◆ TO BE DONE: Would you restate all the data that follows, word for word?
____
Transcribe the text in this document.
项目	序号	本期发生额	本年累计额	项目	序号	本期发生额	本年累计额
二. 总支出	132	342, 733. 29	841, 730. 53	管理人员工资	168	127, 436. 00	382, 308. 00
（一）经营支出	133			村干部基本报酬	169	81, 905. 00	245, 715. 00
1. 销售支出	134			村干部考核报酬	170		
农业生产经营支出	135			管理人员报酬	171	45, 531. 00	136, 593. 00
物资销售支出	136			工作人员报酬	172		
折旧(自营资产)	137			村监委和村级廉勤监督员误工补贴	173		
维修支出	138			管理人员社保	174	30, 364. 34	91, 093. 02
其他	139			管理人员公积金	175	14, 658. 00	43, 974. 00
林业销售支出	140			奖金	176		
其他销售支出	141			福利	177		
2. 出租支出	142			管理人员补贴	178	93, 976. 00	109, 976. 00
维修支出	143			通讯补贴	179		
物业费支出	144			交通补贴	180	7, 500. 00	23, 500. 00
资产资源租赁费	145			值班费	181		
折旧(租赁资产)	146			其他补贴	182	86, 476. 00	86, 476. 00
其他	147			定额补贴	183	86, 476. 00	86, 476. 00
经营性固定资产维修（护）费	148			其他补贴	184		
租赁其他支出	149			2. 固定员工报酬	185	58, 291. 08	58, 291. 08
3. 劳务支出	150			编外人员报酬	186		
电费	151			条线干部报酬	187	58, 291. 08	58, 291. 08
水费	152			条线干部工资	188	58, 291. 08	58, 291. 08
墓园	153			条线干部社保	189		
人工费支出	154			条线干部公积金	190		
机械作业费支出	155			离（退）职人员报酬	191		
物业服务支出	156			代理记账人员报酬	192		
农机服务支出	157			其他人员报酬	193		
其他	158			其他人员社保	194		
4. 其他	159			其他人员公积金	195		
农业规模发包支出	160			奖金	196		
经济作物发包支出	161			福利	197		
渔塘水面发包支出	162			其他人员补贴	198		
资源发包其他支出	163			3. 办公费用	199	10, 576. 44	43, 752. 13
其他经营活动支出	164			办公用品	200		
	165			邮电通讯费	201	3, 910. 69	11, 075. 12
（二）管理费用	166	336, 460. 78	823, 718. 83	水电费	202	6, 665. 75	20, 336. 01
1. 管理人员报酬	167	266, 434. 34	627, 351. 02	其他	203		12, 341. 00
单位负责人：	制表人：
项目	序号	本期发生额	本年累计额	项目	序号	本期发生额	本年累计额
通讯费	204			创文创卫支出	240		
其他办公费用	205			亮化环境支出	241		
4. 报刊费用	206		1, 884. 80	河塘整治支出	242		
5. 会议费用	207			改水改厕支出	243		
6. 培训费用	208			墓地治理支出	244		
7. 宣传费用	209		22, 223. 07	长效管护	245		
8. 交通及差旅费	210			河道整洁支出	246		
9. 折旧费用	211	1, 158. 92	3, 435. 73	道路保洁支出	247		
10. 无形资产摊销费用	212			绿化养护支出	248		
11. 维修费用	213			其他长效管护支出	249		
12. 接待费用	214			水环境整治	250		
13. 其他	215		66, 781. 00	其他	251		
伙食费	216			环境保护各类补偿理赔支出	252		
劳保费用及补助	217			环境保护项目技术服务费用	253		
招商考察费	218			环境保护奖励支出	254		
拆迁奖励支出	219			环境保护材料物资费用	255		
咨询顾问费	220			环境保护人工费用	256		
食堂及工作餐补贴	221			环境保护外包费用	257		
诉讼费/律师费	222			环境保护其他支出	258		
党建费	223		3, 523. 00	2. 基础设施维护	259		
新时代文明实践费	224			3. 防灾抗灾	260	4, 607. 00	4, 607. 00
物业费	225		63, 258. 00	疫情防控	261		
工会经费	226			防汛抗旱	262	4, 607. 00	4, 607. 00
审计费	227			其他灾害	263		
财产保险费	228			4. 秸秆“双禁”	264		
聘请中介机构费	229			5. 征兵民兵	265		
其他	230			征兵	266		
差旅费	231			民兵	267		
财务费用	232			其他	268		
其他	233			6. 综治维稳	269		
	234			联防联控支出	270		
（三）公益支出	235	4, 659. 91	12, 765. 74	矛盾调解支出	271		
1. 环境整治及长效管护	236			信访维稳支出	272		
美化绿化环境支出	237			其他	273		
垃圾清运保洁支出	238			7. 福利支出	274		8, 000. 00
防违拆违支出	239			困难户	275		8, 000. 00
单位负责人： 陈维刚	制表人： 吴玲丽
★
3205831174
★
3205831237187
____
◆ WRITTEN RESPONSE:
Transcribe the text in this document.
项目	序号	本期发生额	本年累计额	项目	序号	本期发生额	本年累计额
二. 总支出	132	342, 733. 29	841, 730. 53	管理人员工资	168	127, 436. 00	382, 308. 00
（一）经营支出	133			村干部基本报酬	169	81, 905. 00	245, 715. 00
1. 销售支出	134			村干部考核报酬	170		
农业生产经营支出	135			管理人员报酬	171	45, 531. 00	136, 593. 00
物资销售支出	136			工作人员报酬	172		
折旧(自营资产)	137			村监委和村级廉勤监督员误工补贴	173		
维修支出	138			管理人员社保	174	30, 364. 34	91, 093. 02
其他	139			管理人员公积金	175	14, 658. 00	43, 974. 00
林业销售支出	140			奖金	176		
其他销售支出	141			福利	177		
2. 出租支出	142			管理人员补贴	178	93, 976. 00	109, 976. 00
维修支出	143			通讯补贴	179		
物业费支出	144			交通补贴	180	7, 500. 00	23, 500. 00
资产资源租赁费	145			值班费	181		
折旧(租赁资产)	146			其他补贴	182	86, 476. 00	86, 476. 00
其他	147			定额补贴	183	86, 476. 00	86, 476. 00
经营性固定资产维修（护）费	148			其他补贴	184		
租赁其他支出	149			2. 固定员工报酬	185	58, 291. 08	58, 291. 08
3. 劳务支出	150			编外人员报酬	186		
电费	151			条线干部报酬	187	58, 291. 08	58, 291. 08
水费	152			条线干部工资	188	58, 291. 08	58, 291. 08
墓园	153			条线干部社保	189		
人工费支出	154			条线干部公积金	190		
机械作业费支出	155			离（退）职人员报酬	191		
物业服务支出	156			代理记账人员报酬	192		
农机服务支出	157			其他人员报酬	193		
其他	158			其他人员社保	194		
4. 其他	159			其他人员公积金	195		
农业规模发包支出	160			奖金	196		
经济作物发包支出	161			福利	197		
渔塘水面发包支出	162			其他人员补贴	198		
资源发包其他支出	163			3. 办公费用	199	10, 576. 44	43, 752. 13
其他经营活动支出	164			办公用品	200		
	165			邮电通讯费	201	3, 910. 69	11, 075. 12
（二）管理费用	166	336, 460. 78	823, 718. 83	水电费	202	6, 665. 75	20, 336. 01
1. 管理人员报酬	167	266, 434. 34	627, 351. 02	其他	203		12, 341. 00
单位负责人：	制表人：
项目	序号	本期发生额	本年累计额	项目	序号	本期发生额	本年累计额
通讯费	204			创文创卫支出	240		
其他办公费用	205			亮化环境支出	241		
4. 报刊费用	206		1, 884. 80	河塘整治支出	242		
5. 会议费用	207			改水改厕支出	243		
6. 培训费用	208			墓地治理支出	244		
7. 宣传费用	209		22, 223. 07	长效管护	245		
8. 交通及差旅费	210			河道整洁支出	246		
9. 折旧费用	211	1, 158. 92	3, 435. 73	道路保洁支出	247		
10. 无形资产摊销费用	212			绿化养护支出	248		
11. 维修费用	213			其他长效管护支出	249		
12. 接待费用	214			水环境整治	250		
13. 其他	215		66, 781. 00	其他	251		
伙食费	216			环境保护各类补偿理赔支出	252		
劳保费用及补助	217			环境保护项目技术服务费用	253		
招商考察费	218			环境保护奖励支出	254		
拆迁奖励支出	219			环境保护材料物资费用	255		
咨询顾问费	220			环境保护人工费用	256		
食堂及工作餐补贴	221			环境保护外包费用	257		
诉讼费/律师费	222			环境保护其他支出	258		
党建费	223		3, 523. 00	2. 基础设施维护	259		
新时代文明实践费	224			3. 防灾抗灾	260	4, 607. 00	4, 607. 00
物业费	225		63, 258. 00	疫情防控	261		
工会经费	226			防汛抗旱	262	4, 607. 00	4, 607. 00
审计费	227			其他灾害	263		
财产保险费	228			4. 秸秆“双禁”	264		
聘请中介机构费	229			5. 征兵民兵	265		
其他	230			征兵	266		
差旅费	231			民兵	267		
财务费用	232			其他	268		
其他	233			6. 综治维稳	269		
	234			联防联控支出	270		
（三）公益支出	235	4, 659. 91	12, 765. 74	矛盾调解支出	271		
1. 环境整治及长效管护	236			信访维稳支出	272		
美化绿化环境支出	237			其他	273		
垃圾清运保洁支出	238			7. 福利支出	274		8, 000. 00
防违拆违支出	239			困难户	275		8, 000. 00
单位负责人： 陈维刚	制表人： 吴玲丽
★
3205831174
★
3205831237187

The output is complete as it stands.